# WHAT IS ASKED
Extract the full set of records that follows, word for word.

╔══

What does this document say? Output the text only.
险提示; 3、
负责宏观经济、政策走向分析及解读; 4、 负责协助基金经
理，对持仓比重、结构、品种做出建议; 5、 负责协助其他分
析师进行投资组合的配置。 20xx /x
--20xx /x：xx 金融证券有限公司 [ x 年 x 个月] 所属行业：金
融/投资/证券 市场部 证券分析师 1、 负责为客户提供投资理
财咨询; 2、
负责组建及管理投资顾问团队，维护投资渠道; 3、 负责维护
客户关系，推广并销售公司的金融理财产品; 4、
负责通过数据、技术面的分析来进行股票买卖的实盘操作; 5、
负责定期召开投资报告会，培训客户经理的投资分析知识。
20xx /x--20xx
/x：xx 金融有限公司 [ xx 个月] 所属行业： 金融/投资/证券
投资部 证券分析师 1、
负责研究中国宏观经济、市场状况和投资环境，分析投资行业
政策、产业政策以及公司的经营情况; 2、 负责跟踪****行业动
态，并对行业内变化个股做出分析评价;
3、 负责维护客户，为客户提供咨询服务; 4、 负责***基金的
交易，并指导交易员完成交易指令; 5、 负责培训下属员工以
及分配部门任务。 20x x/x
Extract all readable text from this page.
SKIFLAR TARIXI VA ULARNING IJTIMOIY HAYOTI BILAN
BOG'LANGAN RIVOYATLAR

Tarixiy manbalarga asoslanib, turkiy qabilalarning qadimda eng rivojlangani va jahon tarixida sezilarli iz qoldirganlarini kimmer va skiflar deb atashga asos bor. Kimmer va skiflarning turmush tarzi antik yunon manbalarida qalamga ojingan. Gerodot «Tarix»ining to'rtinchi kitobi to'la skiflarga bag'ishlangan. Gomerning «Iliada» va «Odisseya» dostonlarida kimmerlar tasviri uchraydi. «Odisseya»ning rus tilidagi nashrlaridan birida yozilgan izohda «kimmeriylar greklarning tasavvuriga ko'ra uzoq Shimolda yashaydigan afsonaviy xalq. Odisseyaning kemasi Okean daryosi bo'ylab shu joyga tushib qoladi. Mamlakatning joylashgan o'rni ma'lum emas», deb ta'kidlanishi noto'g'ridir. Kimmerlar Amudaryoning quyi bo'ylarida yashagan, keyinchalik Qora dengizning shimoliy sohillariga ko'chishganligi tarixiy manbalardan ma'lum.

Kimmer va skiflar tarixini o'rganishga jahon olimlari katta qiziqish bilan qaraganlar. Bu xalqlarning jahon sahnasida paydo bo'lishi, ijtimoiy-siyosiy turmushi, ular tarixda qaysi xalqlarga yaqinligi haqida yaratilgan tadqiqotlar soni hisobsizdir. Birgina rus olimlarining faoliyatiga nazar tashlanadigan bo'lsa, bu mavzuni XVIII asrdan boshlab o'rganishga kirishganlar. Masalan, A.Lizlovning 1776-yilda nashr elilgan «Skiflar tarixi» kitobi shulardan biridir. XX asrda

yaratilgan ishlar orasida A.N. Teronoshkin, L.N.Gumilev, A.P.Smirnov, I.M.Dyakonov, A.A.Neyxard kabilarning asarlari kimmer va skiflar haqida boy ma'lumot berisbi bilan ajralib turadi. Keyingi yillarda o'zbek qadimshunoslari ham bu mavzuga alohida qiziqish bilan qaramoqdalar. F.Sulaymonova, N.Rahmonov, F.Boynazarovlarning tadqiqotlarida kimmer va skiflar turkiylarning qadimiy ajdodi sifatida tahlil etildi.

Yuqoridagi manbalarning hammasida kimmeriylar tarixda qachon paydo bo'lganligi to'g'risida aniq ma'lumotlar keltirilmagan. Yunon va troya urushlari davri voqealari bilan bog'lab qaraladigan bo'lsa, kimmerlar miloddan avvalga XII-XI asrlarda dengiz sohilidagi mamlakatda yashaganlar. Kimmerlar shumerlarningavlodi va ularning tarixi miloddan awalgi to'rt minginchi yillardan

╚══

# ANSWER FOR THE TASK
What does this document say? Output the text only.
险提示; 3、
负责宏观经济、政策走向分析及解读; 4、 负责协助基金经
理，对持仓比重、结构、品种做出建议; 5、 负责协助其他分
析师进行投资组合的配置。 20xx /x
--20xx /x：xx 金融证券有限公司 [ x 年 x 个月] 所属行业：金
融/投资/证券 市场部 证券分析师 1、 负责为客户提供投资理
财咨询; 2、
负责组建及管理投资顾问团队，维护投资渠道; 3、 负责维护
客户关系，推广并销售公司的金融理财产品; 4、
负责通过数据、技术面的分析来进行股票买卖的实盘操作; 5、
负责定期召开投资报告会，培训客户经理的投资分析知识。
20xx /x--20xx
/x：xx 金融有限公司 [ xx 个月] 所属行业： 金融/投资/证券
投资部 证券分析师 1、
负责研究中国宏观经济、市场状况和投资环境，分析投资行业
政策、产业政策以及公司的经营情况; 2、 负责跟踪****行业动
态，并对行业内变化个股做出分析评价;
3、 负责维护客户，为客户提供咨询服务; 4、 负责***基金的
交易，并指导交易员完成交易指令; 5、 负责培训下属员工以
及分配部门任务。 20x x/x
Extract all readable text from this page.
SKIFLAR TARIXI VA ULARNING IJTIMOIY HAYOTI BILAN
BOG'LANGAN RIVOYATLAR

Tarixiy manbalarga asoslanib, turkiy qabilalarning qadimda eng rivojlangani va jahon tarixida sezilarli iz qoldirganlarini kimmer va skiflar deb atashga asos bor. Kimmer va skiflarning turmush tarzi antik yunon manbalarida qalamga ojingan. Gerodot «Tarix»ining to'rtinchi kitobi to'la skiflarga bag'ishlangan. Gomerning «Iliada» va «Odisseya» dostonlarida kimmerlar tasviri uchraydi. «Odisseya»ning rus tilidagi nashrlaridan birida yozilgan izohda «kimmeriylar greklarning tasavvuriga ko'ra uzoq Shimolda yashaydigan afsonaviy xalq. Odisseyaning kemasi Okean daryosi bo'ylab shu joyga tushib qoladi. Mamlakatning joylashgan o'rni ma'lum emas», deb ta'kidlanishi noto'g'ridir. Kimmerlar Amudaryoning quyi bo'ylarida yashagan, keyinchalik Qora dengizning shimoliy sohillariga ko'chishganligi tarixiy manbalardan ma'lum.

Kimmer va skiflar tarixini o'rganishga jahon olimlari katta qiziqish bilan qaraganlar. Bu xalqlarning jahon sahnasida paydo bo'lishi, ijtimoiy-siyosiy turmushi, ular tarixda qaysi xalqlarga yaqinligi haqida yaratilgan tadqiqotlar soni hisobsizdir. Birgina rus olimlarining faoliyatiga nazar tashlanadigan bo'lsa, bu mavzuni XVIII asrdan boshlab o'rganishga kirishganlar. Masalan, A.Lizlovning 1776-yilda nashr elilgan «Skiflar tarixi» kitobi shulardan biridir. XX asrda

yaratilgan ishlar orasida A.N. Teronoshkin, L.N.Gumilev, A.P.Smirnov, I.M.Dyakonov, A.A.Neyxard kabilarning asarlari kimmer va skiflar haqida boy ma'lumot berisbi bilan ajralib turadi. Keyingi yillarda o'zbek qadimshunoslari ham bu mavzuga alohida qiziqish bilan qaramoqdalar. F.Sulaymonova, N.Rahmonov, F.Boynazarovlarning tadqiqotlarida kimmer va skiflar turkiylarning qadimiy ajdodi sifatida tahlil etildi.

Yuqoridagi manbalarning hammasida kimmeriylar tarixda qachon paydo bo'lganligi to'g'risida aniq ma'lumotlar keltirilmagan. Yunon va troya urushlari davri voqealari bilan bog'lab qaraladigan bo'lsa, kimmerlar miloddan avvalga XII-XI asrlarda dengiz sohilidagi mamlakatda yashaganlar. Kimmerlar shumerlarningavlodi va ularning tarixi miloddan awalgi to'rt minginchi yillardan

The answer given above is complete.